== Aim of the task ==
For each line below that contains the string "true", copy that line.

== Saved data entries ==

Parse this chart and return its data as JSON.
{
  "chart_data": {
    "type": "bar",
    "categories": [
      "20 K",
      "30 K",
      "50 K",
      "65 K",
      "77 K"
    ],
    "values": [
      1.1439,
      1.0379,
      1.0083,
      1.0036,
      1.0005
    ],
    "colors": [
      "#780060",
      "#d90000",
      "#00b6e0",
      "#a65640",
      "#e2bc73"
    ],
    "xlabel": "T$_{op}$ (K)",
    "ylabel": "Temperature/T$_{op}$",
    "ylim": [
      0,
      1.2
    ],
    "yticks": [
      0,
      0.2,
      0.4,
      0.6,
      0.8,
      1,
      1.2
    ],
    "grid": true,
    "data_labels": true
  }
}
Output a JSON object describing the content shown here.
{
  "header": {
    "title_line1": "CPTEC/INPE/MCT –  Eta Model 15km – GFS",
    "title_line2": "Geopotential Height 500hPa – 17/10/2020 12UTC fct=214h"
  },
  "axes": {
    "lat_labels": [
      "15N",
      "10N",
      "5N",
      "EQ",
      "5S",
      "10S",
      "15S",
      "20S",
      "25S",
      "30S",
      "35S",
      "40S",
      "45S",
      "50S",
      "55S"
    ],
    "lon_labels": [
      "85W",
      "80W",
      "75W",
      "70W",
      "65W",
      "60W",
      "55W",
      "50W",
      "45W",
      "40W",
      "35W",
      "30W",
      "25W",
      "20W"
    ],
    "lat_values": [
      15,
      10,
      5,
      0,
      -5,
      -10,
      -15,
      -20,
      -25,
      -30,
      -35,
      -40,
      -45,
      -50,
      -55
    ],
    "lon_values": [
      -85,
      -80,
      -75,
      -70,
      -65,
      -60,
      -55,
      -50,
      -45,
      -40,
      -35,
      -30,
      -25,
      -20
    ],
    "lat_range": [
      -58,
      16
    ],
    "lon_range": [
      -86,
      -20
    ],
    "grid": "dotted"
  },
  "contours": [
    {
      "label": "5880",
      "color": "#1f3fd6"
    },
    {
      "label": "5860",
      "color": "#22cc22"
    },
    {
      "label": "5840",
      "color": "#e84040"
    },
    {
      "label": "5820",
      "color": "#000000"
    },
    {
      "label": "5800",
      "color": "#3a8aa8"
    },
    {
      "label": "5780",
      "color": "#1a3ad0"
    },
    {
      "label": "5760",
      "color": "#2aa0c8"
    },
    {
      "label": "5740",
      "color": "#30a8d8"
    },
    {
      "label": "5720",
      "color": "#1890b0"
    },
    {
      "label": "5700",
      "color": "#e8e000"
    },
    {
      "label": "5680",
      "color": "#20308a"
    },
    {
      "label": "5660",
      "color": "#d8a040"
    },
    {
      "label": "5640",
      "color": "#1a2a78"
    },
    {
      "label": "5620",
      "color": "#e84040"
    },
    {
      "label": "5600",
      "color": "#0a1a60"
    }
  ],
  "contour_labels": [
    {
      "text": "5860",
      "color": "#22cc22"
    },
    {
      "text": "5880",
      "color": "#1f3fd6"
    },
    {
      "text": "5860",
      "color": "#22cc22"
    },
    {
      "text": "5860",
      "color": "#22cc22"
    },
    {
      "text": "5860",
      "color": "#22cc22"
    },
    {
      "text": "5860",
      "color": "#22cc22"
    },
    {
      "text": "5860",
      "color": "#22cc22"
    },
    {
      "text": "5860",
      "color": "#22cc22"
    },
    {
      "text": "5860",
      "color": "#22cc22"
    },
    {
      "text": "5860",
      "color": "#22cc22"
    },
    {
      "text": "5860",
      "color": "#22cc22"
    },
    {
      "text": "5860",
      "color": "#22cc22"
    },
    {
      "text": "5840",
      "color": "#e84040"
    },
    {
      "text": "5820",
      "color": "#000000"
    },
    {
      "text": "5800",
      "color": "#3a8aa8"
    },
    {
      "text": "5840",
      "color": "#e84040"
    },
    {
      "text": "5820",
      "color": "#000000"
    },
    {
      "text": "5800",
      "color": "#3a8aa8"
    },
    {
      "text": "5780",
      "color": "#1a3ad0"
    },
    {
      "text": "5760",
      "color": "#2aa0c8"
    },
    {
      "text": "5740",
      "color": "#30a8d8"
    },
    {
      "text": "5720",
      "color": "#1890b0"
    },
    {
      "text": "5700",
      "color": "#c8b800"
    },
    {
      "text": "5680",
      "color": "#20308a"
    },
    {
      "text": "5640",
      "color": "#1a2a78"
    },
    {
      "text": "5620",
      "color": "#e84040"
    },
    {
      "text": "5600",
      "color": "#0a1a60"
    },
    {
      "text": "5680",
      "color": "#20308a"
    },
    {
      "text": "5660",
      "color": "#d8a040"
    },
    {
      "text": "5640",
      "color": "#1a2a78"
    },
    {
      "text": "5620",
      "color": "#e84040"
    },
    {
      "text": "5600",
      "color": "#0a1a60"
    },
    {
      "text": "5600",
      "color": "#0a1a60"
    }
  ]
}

* * *

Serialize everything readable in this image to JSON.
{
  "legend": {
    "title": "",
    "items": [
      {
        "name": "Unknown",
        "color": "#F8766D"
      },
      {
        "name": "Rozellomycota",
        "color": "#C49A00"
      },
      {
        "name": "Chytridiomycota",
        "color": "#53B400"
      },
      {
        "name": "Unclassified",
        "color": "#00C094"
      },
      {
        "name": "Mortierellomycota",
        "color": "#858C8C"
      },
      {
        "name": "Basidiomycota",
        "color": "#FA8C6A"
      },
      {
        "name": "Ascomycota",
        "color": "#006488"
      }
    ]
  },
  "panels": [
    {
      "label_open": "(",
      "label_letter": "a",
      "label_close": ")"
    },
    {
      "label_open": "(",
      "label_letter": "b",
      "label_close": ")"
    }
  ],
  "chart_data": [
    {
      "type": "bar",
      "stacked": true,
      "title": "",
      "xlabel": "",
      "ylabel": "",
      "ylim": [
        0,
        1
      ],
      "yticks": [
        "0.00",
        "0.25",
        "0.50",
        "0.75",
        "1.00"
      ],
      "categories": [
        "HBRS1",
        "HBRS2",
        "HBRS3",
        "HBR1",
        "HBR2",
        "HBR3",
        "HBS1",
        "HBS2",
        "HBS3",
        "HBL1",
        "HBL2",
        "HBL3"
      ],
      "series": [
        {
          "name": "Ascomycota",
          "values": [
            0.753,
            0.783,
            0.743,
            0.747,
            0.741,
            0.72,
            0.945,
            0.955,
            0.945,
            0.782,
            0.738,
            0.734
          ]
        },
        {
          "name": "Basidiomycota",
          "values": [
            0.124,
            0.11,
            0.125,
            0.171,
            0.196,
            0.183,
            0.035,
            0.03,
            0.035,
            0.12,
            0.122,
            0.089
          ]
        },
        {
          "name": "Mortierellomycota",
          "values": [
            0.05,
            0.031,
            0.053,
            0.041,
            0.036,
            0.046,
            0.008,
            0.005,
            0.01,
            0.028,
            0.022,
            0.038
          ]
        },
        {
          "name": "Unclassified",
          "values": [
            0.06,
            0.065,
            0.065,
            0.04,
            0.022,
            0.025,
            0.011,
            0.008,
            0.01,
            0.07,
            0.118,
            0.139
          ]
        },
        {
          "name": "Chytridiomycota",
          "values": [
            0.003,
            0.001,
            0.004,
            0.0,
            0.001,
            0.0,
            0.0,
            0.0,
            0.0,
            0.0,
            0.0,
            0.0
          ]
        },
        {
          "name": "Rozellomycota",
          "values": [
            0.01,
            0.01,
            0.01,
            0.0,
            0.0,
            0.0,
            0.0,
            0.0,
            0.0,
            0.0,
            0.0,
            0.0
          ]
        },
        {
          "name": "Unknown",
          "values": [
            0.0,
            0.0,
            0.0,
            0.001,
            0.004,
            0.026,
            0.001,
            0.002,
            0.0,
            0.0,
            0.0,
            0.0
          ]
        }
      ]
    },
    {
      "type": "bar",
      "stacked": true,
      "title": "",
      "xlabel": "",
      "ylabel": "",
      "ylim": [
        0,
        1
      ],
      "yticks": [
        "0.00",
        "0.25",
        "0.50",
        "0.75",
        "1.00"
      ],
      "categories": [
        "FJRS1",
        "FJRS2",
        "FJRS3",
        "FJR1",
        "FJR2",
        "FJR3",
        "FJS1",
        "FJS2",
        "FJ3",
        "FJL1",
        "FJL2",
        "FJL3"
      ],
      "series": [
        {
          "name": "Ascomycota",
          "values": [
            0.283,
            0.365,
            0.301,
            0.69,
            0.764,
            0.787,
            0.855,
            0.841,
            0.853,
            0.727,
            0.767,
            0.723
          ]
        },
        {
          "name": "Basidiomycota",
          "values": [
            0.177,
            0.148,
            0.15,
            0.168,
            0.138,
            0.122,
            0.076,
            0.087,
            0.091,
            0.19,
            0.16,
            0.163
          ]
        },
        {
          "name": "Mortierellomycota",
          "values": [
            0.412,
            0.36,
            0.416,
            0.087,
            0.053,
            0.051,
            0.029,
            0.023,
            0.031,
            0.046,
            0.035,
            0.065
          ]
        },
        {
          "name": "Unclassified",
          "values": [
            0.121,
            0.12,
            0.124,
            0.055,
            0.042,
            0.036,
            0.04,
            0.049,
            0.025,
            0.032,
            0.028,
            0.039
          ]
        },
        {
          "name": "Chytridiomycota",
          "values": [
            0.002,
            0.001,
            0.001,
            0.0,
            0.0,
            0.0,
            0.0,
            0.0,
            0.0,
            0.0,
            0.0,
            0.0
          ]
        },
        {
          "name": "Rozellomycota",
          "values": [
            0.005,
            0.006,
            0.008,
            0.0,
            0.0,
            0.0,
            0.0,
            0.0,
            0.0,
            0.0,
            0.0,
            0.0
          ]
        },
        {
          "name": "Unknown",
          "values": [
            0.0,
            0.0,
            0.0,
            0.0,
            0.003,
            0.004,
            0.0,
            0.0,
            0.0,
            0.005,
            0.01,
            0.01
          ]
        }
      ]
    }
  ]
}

== Final result ==
    "grid": true,
    "data_labels": true
      "stacked": true,
      "stacked": true,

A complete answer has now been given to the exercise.